* PROBLEM TO SOLVE
Locate the line with "Convert this document image to plain text." in the material. Copy that line and each one after it, through the last, exactly and with nothing else.
* * * *
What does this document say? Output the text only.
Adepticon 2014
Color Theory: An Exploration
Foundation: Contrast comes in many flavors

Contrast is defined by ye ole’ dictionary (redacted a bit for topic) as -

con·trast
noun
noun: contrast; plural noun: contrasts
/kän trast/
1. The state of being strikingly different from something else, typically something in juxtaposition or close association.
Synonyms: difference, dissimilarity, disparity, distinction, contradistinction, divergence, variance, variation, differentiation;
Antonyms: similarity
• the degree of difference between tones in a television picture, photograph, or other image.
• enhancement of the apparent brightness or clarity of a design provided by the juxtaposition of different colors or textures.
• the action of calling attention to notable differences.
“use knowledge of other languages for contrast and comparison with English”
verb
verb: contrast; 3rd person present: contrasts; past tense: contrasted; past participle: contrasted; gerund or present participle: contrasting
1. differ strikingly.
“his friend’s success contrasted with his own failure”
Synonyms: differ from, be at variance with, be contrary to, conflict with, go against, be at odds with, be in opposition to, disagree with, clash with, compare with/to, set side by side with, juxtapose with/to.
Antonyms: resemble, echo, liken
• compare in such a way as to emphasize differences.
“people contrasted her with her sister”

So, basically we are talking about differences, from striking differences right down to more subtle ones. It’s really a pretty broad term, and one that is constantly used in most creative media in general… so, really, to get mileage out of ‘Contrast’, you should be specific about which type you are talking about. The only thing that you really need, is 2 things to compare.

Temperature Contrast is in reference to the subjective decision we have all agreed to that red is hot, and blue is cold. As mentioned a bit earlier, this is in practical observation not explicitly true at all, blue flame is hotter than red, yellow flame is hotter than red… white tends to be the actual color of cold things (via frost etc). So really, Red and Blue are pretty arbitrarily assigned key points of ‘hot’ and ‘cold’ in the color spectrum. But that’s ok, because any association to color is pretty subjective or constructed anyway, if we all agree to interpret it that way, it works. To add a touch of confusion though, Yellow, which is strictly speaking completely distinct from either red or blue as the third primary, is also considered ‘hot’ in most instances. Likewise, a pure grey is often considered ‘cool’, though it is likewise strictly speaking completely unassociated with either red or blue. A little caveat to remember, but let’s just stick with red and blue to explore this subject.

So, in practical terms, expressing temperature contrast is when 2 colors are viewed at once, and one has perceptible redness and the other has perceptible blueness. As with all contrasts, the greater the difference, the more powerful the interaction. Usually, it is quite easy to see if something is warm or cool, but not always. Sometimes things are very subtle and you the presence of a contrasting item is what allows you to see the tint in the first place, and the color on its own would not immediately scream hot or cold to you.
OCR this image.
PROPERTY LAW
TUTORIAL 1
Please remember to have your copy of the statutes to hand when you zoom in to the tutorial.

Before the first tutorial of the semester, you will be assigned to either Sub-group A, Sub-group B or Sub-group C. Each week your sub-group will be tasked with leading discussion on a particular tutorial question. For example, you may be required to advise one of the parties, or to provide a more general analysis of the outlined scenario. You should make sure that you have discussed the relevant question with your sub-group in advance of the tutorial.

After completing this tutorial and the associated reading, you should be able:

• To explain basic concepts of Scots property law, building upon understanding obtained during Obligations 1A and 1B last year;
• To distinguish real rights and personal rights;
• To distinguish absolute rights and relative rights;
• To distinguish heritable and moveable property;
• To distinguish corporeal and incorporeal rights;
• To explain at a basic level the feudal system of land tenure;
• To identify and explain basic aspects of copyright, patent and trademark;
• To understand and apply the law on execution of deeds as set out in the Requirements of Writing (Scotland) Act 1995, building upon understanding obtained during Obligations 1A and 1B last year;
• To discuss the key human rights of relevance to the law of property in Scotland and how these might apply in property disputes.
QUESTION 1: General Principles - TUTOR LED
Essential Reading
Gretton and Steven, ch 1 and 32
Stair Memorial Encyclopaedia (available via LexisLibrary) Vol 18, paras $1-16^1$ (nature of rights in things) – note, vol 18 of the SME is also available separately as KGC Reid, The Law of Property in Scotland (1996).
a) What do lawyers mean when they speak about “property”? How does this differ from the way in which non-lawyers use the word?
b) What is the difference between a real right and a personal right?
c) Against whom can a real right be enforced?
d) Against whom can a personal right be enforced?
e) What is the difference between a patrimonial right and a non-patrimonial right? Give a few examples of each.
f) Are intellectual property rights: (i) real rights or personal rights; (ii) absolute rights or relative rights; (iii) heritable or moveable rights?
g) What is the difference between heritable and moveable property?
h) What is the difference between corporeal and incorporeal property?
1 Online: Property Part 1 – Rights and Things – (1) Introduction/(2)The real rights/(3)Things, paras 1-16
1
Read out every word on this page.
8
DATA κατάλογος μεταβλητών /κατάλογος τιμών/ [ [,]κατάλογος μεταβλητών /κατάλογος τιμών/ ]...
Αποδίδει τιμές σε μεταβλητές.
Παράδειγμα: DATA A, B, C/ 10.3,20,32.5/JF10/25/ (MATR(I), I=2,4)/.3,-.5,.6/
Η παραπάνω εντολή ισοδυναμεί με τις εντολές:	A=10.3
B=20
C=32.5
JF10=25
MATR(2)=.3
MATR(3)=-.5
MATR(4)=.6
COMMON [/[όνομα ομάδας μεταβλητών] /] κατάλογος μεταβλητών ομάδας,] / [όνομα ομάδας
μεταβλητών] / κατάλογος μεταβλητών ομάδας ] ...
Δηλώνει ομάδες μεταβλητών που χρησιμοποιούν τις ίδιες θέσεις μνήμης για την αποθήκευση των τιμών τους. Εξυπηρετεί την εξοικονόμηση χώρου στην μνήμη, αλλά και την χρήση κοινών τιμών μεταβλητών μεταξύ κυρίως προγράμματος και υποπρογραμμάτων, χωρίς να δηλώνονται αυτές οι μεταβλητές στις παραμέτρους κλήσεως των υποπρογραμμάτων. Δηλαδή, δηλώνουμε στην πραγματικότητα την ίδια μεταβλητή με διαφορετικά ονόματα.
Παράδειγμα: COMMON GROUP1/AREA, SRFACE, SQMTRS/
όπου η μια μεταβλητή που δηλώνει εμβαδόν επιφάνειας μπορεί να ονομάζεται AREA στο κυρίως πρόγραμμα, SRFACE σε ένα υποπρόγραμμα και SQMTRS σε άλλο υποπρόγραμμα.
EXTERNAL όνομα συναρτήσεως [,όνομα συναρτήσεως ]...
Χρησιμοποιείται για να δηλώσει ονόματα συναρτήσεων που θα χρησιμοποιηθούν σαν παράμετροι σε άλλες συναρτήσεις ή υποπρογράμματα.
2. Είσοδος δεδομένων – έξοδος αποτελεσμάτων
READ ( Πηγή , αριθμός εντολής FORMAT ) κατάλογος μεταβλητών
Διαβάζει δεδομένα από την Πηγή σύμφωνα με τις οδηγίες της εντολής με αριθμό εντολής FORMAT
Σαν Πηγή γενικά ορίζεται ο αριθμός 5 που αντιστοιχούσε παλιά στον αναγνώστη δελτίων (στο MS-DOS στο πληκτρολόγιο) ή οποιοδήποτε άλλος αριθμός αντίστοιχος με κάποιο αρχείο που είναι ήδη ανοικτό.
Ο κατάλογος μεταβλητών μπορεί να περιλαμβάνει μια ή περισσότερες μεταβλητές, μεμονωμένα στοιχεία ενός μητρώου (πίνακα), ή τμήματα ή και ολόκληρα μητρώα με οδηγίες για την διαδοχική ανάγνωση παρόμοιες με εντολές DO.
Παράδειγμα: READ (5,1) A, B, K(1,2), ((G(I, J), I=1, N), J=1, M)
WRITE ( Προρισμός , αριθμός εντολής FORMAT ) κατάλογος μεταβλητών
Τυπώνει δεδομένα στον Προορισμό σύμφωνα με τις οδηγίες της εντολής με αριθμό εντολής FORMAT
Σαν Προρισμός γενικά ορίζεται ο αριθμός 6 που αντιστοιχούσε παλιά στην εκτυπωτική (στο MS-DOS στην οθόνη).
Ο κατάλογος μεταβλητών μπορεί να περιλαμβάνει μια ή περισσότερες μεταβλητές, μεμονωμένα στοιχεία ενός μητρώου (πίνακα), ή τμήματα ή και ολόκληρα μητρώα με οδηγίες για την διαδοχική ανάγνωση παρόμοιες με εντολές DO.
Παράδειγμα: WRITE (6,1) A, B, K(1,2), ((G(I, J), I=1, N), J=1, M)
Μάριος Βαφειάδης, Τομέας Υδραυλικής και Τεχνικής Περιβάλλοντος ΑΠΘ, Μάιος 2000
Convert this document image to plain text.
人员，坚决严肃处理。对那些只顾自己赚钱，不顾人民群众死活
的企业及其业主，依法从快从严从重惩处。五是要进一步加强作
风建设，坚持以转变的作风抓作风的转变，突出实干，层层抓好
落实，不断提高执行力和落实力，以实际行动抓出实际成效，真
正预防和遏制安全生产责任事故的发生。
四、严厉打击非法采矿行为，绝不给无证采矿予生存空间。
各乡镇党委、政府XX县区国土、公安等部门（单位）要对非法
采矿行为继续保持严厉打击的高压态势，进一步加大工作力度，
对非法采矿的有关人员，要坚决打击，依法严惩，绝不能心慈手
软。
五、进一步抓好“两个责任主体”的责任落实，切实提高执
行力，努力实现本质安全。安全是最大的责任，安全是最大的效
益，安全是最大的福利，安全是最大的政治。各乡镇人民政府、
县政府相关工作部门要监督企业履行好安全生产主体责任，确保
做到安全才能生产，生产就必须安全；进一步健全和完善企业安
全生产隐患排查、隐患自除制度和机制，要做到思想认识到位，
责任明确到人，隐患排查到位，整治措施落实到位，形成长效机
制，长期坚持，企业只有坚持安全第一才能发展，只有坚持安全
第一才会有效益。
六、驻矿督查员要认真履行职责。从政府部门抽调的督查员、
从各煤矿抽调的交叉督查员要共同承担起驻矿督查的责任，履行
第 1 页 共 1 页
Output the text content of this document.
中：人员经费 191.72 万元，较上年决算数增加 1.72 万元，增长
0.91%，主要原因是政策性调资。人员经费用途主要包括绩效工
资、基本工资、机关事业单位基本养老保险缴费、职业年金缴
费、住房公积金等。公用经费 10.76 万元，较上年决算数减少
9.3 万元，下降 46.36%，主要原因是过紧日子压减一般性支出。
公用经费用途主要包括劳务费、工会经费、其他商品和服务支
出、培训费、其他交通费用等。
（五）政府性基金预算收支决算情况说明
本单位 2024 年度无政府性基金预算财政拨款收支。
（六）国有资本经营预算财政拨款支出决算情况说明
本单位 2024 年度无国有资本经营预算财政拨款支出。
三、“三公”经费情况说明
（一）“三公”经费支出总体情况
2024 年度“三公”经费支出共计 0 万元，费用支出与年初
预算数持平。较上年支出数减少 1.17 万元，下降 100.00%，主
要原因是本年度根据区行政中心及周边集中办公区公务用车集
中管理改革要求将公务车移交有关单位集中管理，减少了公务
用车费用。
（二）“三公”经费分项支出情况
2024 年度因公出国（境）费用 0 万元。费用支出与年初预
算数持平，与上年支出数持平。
* * * *
* COMPLETE ANSWER
Convert this document image to plain text.
人员，坚决严肃处理。对那些只顾自己赚钱，不顾人民群众死活
的企业及其业主，依法从快从严从重惩处。五是要进一步加强作
风建设，坚持以转变的作风抓作风的转变，突出实干，层层抓好
落实，不断提高执行力和落实力，以实际行动抓出实际成效，真
正预防和遏制安全生产责任事故的发生。
四、严厉打击非法采矿行为，绝不给无证采矿予生存空间。
各乡镇党委、政府XX县区国土、公安等部门（单位）要对非法
采矿行为继续保持严厉打击的高压态势，进一步加大工作力度，
对非法采矿的有关人员，要坚决打击，依法严惩，绝不能心慈手
软。
五、进一步抓好“两个责任主体”的责任落实，切实提高执
行力，努力实现本质安全。安全是最大的责任，安全是最大的效
益，安全是最大的福利，安全是最大的政治。各乡镇人民政府、
县政府相关工作部门要监督企业履行好安全生产主体责任，确保
做到安全才能生产，生产就必须安全；进一步健全和完善企业安
全生产隐患排查、隐患自除制度和机制，要做到思想认识到位，
责任明确到人，隐患排查到位，整治措施落实到位，形成长效机
制，长期坚持，企业只有坚持安全第一才能发展，只有坚持安全
第一才会有效益。
六、驻矿督查员要认真履行职责。从政府部门抽调的督查员、
从各煤矿抽调的交叉督查员要共同承担起驻矿督查的责任，履行
第 1 页 共 1 页
Output the text content of this document.
中：人员经费 191.72 万元，较上年决算数增加 1.72 万元，增长
0.91%，主要原因是政策性调资。人员经费用途主要包括绩效工
资、基本工资、机关事业单位基本养老保险缴费、职业年金缴
费、住房公积金等。公用经费 10.76 万元，较上年决算数减少
9.3 万元，下降 46.36%，主要原因是过紧日子压减一般性支出。
公用经费用途主要包括劳务费、工会经费、其他商品和服务支
出、培训费、其他交通费用等。
（五）政府性基金预算收支决算情况说明
本单位 2024 年度无政府性基金预算财政拨款收支。
（六）国有资本经营预算财政拨款支出决算情况说明
本单位 2024 年度无国有资本经营预算财政拨款支出。
三、“三公”经费情况说明
（一）“三公”经费支出总体情况
2024 年度“三公”经费支出共计 0 万元，费用支出与年初
预算数持平。较上年支出数减少 1.17 万元，下降 100.00%，主
要原因是本年度根据区行政中心及周边集中办公区公务用车集
中管理改革要求将公务车移交有关单位集中管理，减少了公务
用车费用。
（二）“三公”经费分项支出情况
2024 年度因公出国（境）费用 0 万元。费用支出与年初预
算数持平，与上年支出数持平。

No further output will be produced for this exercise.